▸ **Excerpted data**:
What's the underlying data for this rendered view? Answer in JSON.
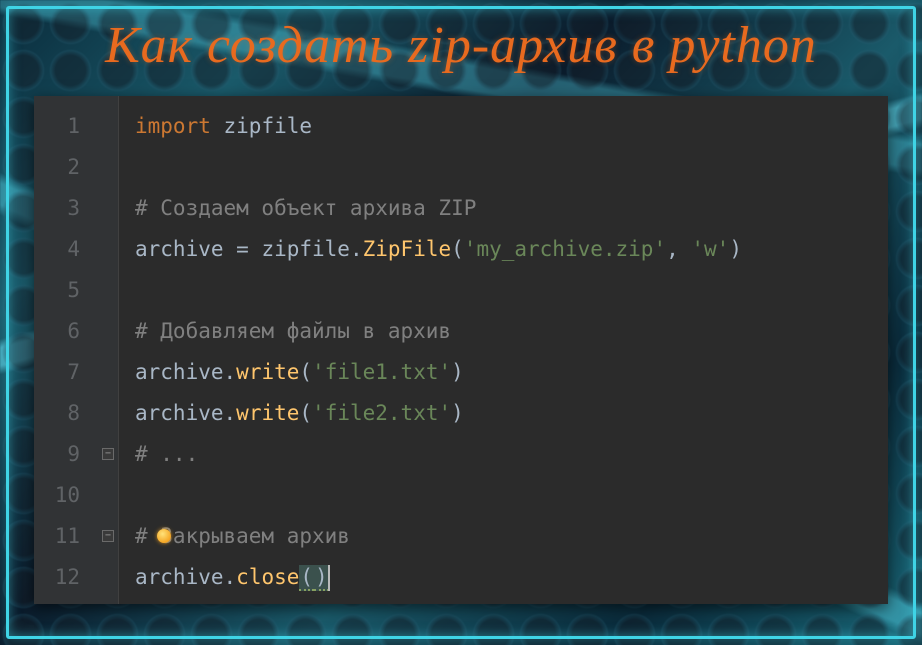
{
  "title": "Как создать zip-архив в python",
  "editor": {
    "line_numbers": [
      "1",
      "2",
      "3",
      "4",
      "5",
      "6",
      "7",
      "8",
      "9",
      "10",
      "11",
      "12"
    ],
    "fold_markers": [
      {
        "line": 9,
        "glyph": "−"
      },
      {
        "line": 11,
        "glyph": "−"
      }
    ],
    "bulb_line": 11,
    "lines": [
      {
        "tokens": [
          {
            "t": "import ",
            "c": "kw"
          },
          {
            "t": "zipfile",
            "c": "id"
          }
        ]
      },
      {
        "tokens": []
      },
      {
        "tokens": [
          {
            "t": "# Создаем объект архива ZIP",
            "c": "cmt"
          }
        ]
      },
      {
        "tokens": [
          {
            "t": "archive ",
            "c": "id"
          },
          {
            "t": "= ",
            "c": "op"
          },
          {
            "t": "zipfile",
            "c": "id"
          },
          {
            "t": ".",
            "c": "op"
          },
          {
            "t": "ZipFile",
            "c": "fn"
          },
          {
            "t": "(",
            "c": "op"
          },
          {
            "t": "'my_archive.zip'",
            "c": "str"
          },
          {
            "t": ", ",
            "c": "op"
          },
          {
            "t": "'w'",
            "c": "str"
          },
          {
            "t": ")",
            "c": "op"
          }
        ]
      },
      {
        "tokens": []
      },
      {
        "tokens": [
          {
            "t": "# Добавляем файлы в архив",
            "c": "cmt"
          }
        ]
      },
      {
        "tokens": [
          {
            "t": "archive",
            "c": "id"
          },
          {
            "t": ".",
            "c": "op"
          },
          {
            "t": "write",
            "c": "fn"
          },
          {
            "t": "(",
            "c": "op"
          },
          {
            "t": "'file1.txt'",
            "c": "str"
          },
          {
            "t": ")",
            "c": "op"
          }
        ]
      },
      {
        "tokens": [
          {
            "t": "archive",
            "c": "id"
          },
          {
            "t": ".",
            "c": "op"
          },
          {
            "t": "write",
            "c": "fn"
          },
          {
            "t": "(",
            "c": "op"
          },
          {
            "t": "'file2.txt'",
            "c": "str"
          },
          {
            "t": ")",
            "c": "op"
          }
        ]
      },
      {
        "tokens": [
          {
            "t": "# ...",
            "c": "cmt"
          }
        ]
      },
      {
        "tokens": []
      },
      {
        "tokens": [
          {
            "t": "# Закрываем архив",
            "c": "cmt"
          }
        ]
      },
      {
        "tokens": [
          {
            "t": "archive",
            "c": "id"
          },
          {
            "t": ".",
            "c": "op"
          },
          {
            "t": "close",
            "c": "fn"
          },
          {
            "t": "(",
            "c": "par-hl"
          },
          {
            "t": ")",
            "c": "par-hl"
          }
        ],
        "caret": true
      }
    ]
  }
}
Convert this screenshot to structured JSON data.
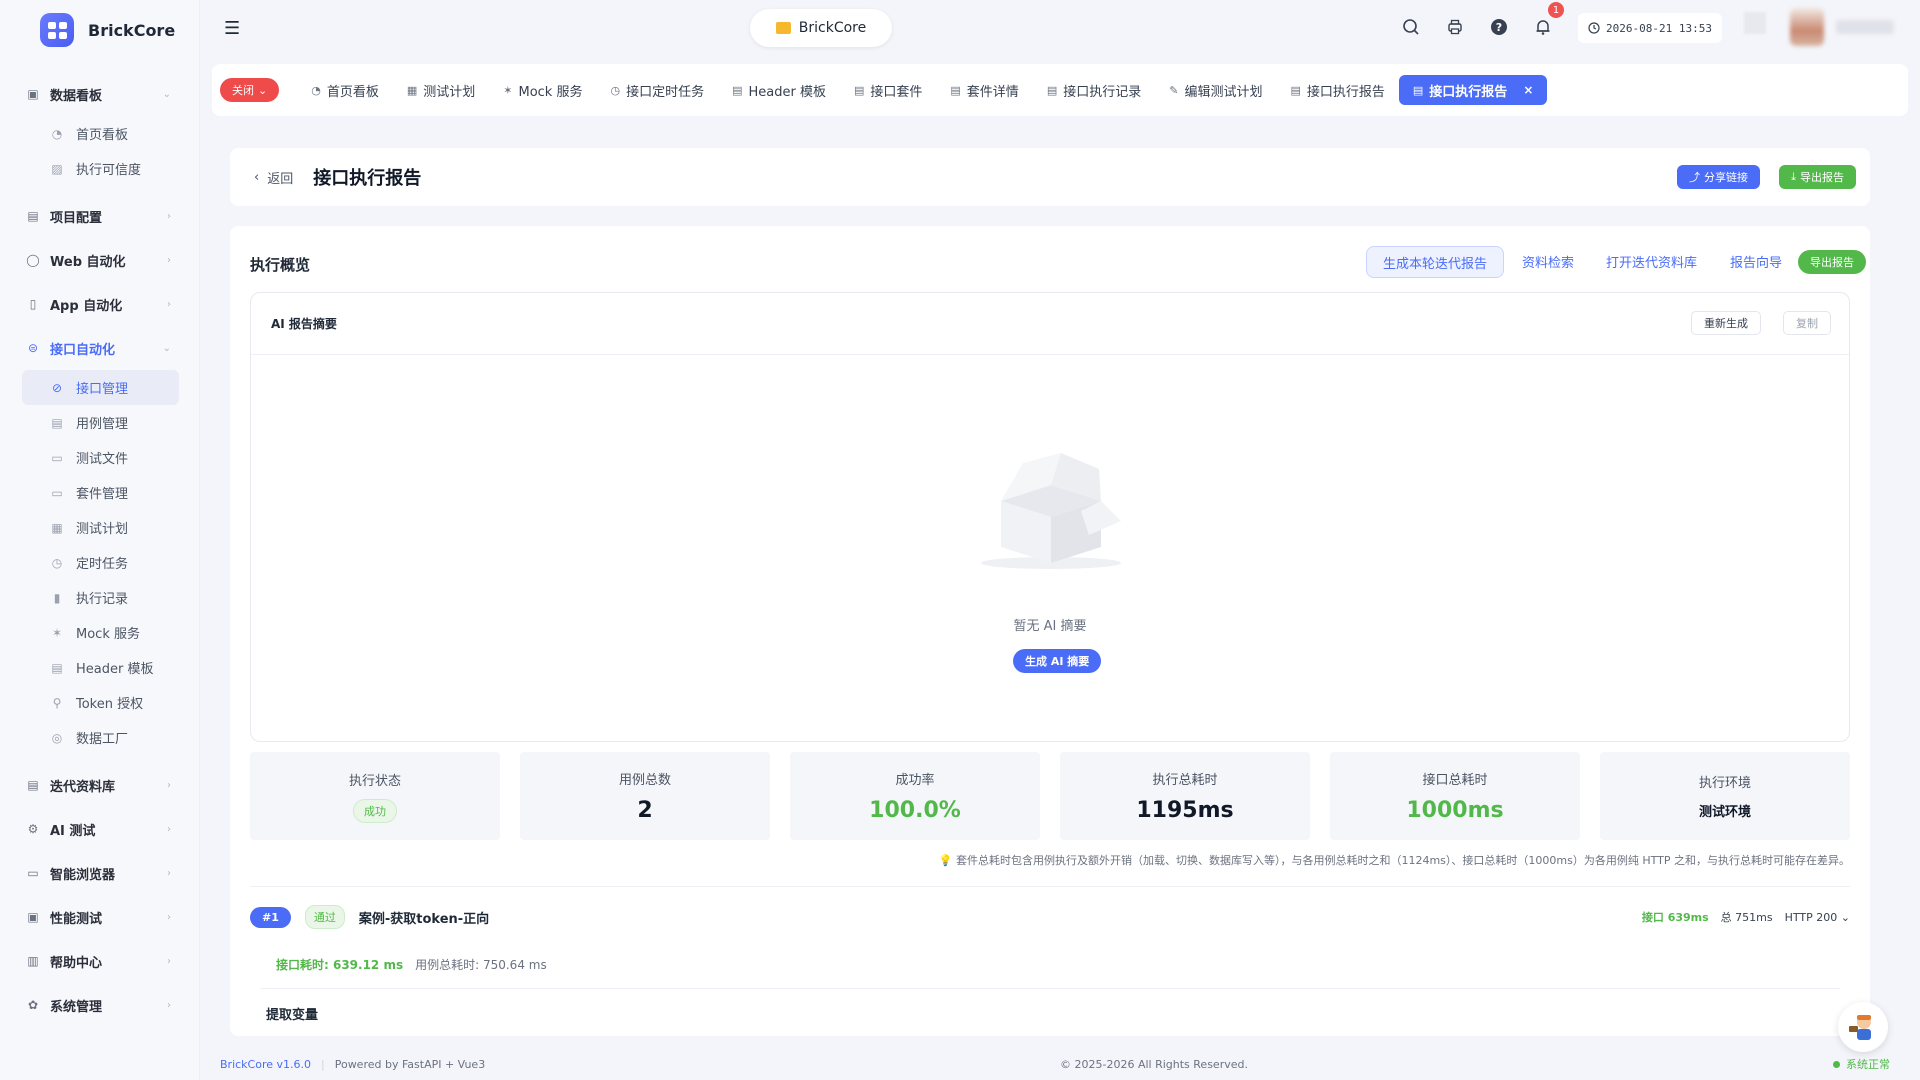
{
  "brand": {
    "name": "BrickCore"
  },
  "sidebar": {
    "groups": [
      {
        "label": "数据看板",
        "icon": "dashboard-icon",
        "open": true,
        "items": [
          {
            "label": "首页看板",
            "icon": "gauge-icon"
          },
          {
            "label": "执行可信度",
            "icon": "chart-icon"
          }
        ]
      },
      {
        "label": "项目配置",
        "icon": "settings-icon"
      },
      {
        "label": "Web 自动化",
        "icon": "web-icon"
      },
      {
        "label": "App 自动化",
        "icon": "phone-icon"
      },
      {
        "label": "接口自动化",
        "icon": "api-icon",
        "open": true,
        "active": true,
        "items": [
          {
            "label": "接口管理",
            "icon": "link-icon",
            "selected": true
          },
          {
            "label": "用例管理",
            "icon": "document-icon"
          },
          {
            "label": "测试文件",
            "icon": "folder-open-icon"
          },
          {
            "label": "套件管理",
            "icon": "folder-icon"
          },
          {
            "label": "测试计划",
            "icon": "calendar-icon"
          },
          {
            "label": "定时任务",
            "icon": "timer-icon"
          },
          {
            "label": "执行记录",
            "icon": "bar-chart-icon"
          },
          {
            "label": "Mock 服务",
            "icon": "mock-icon"
          },
          {
            "label": "Header 模板",
            "icon": "template-icon"
          },
          {
            "label": "Token 授权",
            "icon": "key-icon"
          },
          {
            "label": "数据工厂",
            "icon": "database-icon"
          }
        ]
      },
      {
        "label": "迭代资料库",
        "icon": "library-icon"
      },
      {
        "label": "AI 测试",
        "icon": "ai-icon"
      },
      {
        "label": "智能浏览器",
        "icon": "monitor-icon"
      },
      {
        "label": "性能测试",
        "icon": "performance-icon"
      },
      {
        "label": "帮助中心",
        "icon": "book-icon"
      },
      {
        "label": "系统管理",
        "icon": "gear-icon"
      }
    ]
  },
  "topbar": {
    "project": "BrickCore",
    "notification_count": "1",
    "datetime": "2026-08-21 13:53"
  },
  "tabs": {
    "close_label": "关闭",
    "items": [
      {
        "label": "首页看板",
        "icon": "gauge-icon"
      },
      {
        "label": "测试计划",
        "icon": "calendar-icon"
      },
      {
        "label": "Mock 服务",
        "icon": "mock-icon"
      },
      {
        "label": "接口定时任务",
        "icon": "alarm-icon"
      },
      {
        "label": "Header 模板",
        "icon": "document-icon"
      },
      {
        "label": "接口套件",
        "icon": "document-icon"
      },
      {
        "label": "套件详情",
        "icon": "document-icon"
      },
      {
        "label": "接口执行记录",
        "icon": "document-icon"
      },
      {
        "label": "编辑测试计划",
        "icon": "edit-icon"
      },
      {
        "label": "接口执行报告",
        "icon": "report-icon"
      },
      {
        "label": "接口执行报告",
        "icon": "report-icon",
        "active": true
      }
    ]
  },
  "header": {
    "back": "返回",
    "title": "接口执行报告",
    "share": "分享链接",
    "export": "导出报告"
  },
  "overview": {
    "title": "执行概览",
    "generate_iteration": "生成本轮迭代报告",
    "search": "资料检索",
    "open_library": "打开迭代资料库",
    "wizard": "报告向导",
    "export": "导出报告"
  },
  "ai_summary": {
    "title": "AI 报告摘要",
    "regenerate": "重新生成",
    "copy": "复制",
    "empty": "暂无 AI 摘要",
    "generate": "生成 AI 摘要"
  },
  "stats": [
    {
      "label": "执行状态",
      "value": "成功",
      "kind": "pill"
    },
    {
      "label": "用例总数",
      "value": "2",
      "kind": "num"
    },
    {
      "label": "成功率",
      "value": "100.0%",
      "kind": "green"
    },
    {
      "label": "执行总耗时",
      "value": "1195ms",
      "kind": "num"
    },
    {
      "label": "接口总耗时",
      "value": "1000ms",
      "kind": "green"
    },
    {
      "label": "执行环境",
      "value": "测试环境",
      "kind": "small"
    }
  ],
  "note": "💡 套件总耗时包含用例执行及额外开销（加载、切换、数据库写入等），与各用例总耗时之和（1124ms）、接口总耗时（1000ms）为各用例纯 HTTP 之和，与执行总耗时可能存在差异。",
  "case": {
    "index": "#1",
    "status": "通过",
    "name": "案例-获取token-正向",
    "api_time": "接口 639ms",
    "total_time": "总 751ms",
    "http": "HTTP 200",
    "api_detail": "接口耗时: 639.12 ms",
    "case_detail": "用例总耗时: 750.64 ms"
  },
  "extract_title": "提取变量",
  "footer": {
    "version": "BrickCore v1.6.0",
    "powered": "Powered by FastAPI + Vue3",
    "copyright": "© 2025-2026 All Rights Reserved.",
    "status": "系统正常"
  },
  "colors": {
    "primary": "#4a6cf7",
    "success": "#52b84a",
    "danger": "#ef4b4b"
  }
}
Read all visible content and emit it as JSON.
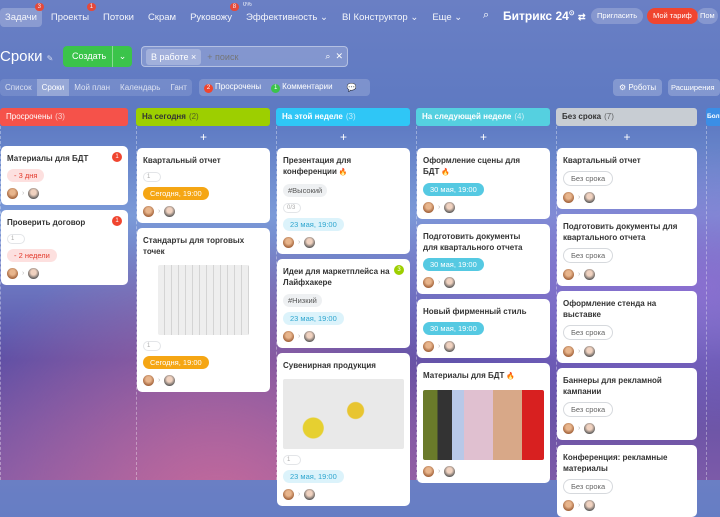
{
  "topnav": [
    {
      "label": "Задачи",
      "badge": "3",
      "active": true
    },
    {
      "label": "Проекты",
      "badge": "1"
    },
    {
      "label": "Потоки"
    },
    {
      "label": "Скрам"
    },
    {
      "label": "Руковожу",
      "badge": "8"
    },
    {
      "label": "Эффективность ⌄",
      "pct": "0%"
    },
    {
      "label": "BI Конструктор ⌄"
    },
    {
      "label": "Еще ⌄"
    }
  ],
  "header": {
    "logo": "Битрикс 24",
    "invite": "Пригласить",
    "tariff": "Мой тариф",
    "help": "Пом"
  },
  "page": {
    "title": "Сроки",
    "create": "Создать",
    "filter_chip": "В работе",
    "search_placeholder": "+ поиск"
  },
  "views": [
    "Список",
    "Сроки",
    "Мой план",
    "Календарь",
    "Гант"
  ],
  "counters": {
    "overdue_count": "2",
    "overdue": "Просрочены",
    "comments_count": "1",
    "comments": "Комментарии"
  },
  "right_buttons": {
    "robots": "Роботы",
    "extensions": "Расширения"
  },
  "colors": {
    "overdue": "#f5524a",
    "today": "#9dcf00",
    "week": "#2fc6f6",
    "next": "#55d0e0",
    "none": "#c8cdd3",
    "more": "#3a8ee6"
  },
  "columns": [
    {
      "title": "Просрочены",
      "count": "(3)",
      "kind": "overdue",
      "cards": [
        {
          "title": "Материалы для БДТ",
          "badge": "1",
          "deadline": "- 3 дня"
        },
        {
          "title": "Проверить договор",
          "badge": "1",
          "files": "1",
          "deadline": "- 2 недели"
        }
      ]
    },
    {
      "title": "На сегодня",
      "count": "(2)",
      "kind": "today",
      "cards": [
        {
          "title": "Квартальный отчет",
          "files": "1",
          "deadline": "Сегодня, 19:00"
        },
        {
          "title": "Стандарты для торговых точек",
          "image": "building",
          "files": "1",
          "deadline": "Сегодня, 19:00"
        }
      ]
    },
    {
      "title": "На этой неделе",
      "count": "(3)",
      "kind": "week",
      "cards": [
        {
          "title": "Презентация для конференции",
          "fire": true,
          "tag": "#Высокий",
          "files": "0/3",
          "deadline": "23 мая, 19:00"
        },
        {
          "title": "Идеи для маркетплейса на Лайфхакере",
          "badge": "3",
          "tag": "#Низкий",
          "deadline": "23 мая, 19:00"
        },
        {
          "title": "Сувенирная продукция",
          "image": "merch",
          "files": "1",
          "deadline": "23 мая, 19:00"
        }
      ]
    },
    {
      "title": "На следующей неделе",
      "count": "(4)",
      "kind": "next",
      "cards": [
        {
          "title": "Оформление сцены для БДТ",
          "fire": true,
          "deadline": "30 мая, 19:00"
        },
        {
          "title": "Подготовить документы для квартального отчета",
          "deadline": "30 мая, 19:00"
        },
        {
          "title": "Новый фирменный стиль",
          "deadline": "30 мая, 19:00"
        },
        {
          "title": "Материалы для БДТ",
          "fire": true,
          "image": "fabric"
        }
      ]
    },
    {
      "title": "Без срока",
      "count": "(7)",
      "kind": "none",
      "cards": [
        {
          "title": "Квартальный отчет",
          "deadline": "Без срока"
        },
        {
          "title": "Подготовить документы для квартального отчета",
          "deadline": "Без срока"
        },
        {
          "title": "Оформление стенда на выставке",
          "deadline": "Без срока"
        },
        {
          "title": "Баннеры для рекламной кампании",
          "deadline": "Без срока"
        },
        {
          "title": "Конференция: рекламные материалы",
          "deadline": "Без срока"
        }
      ]
    },
    {
      "title": "Бол",
      "kind": "more",
      "cards": []
    }
  ]
}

▸ **Problem to work on**:
Find the lines above holding the word "Просрочены" and show them.

▸ **Task solution**:
    "overdue": "Просрочены",
      "title": "Просрочены",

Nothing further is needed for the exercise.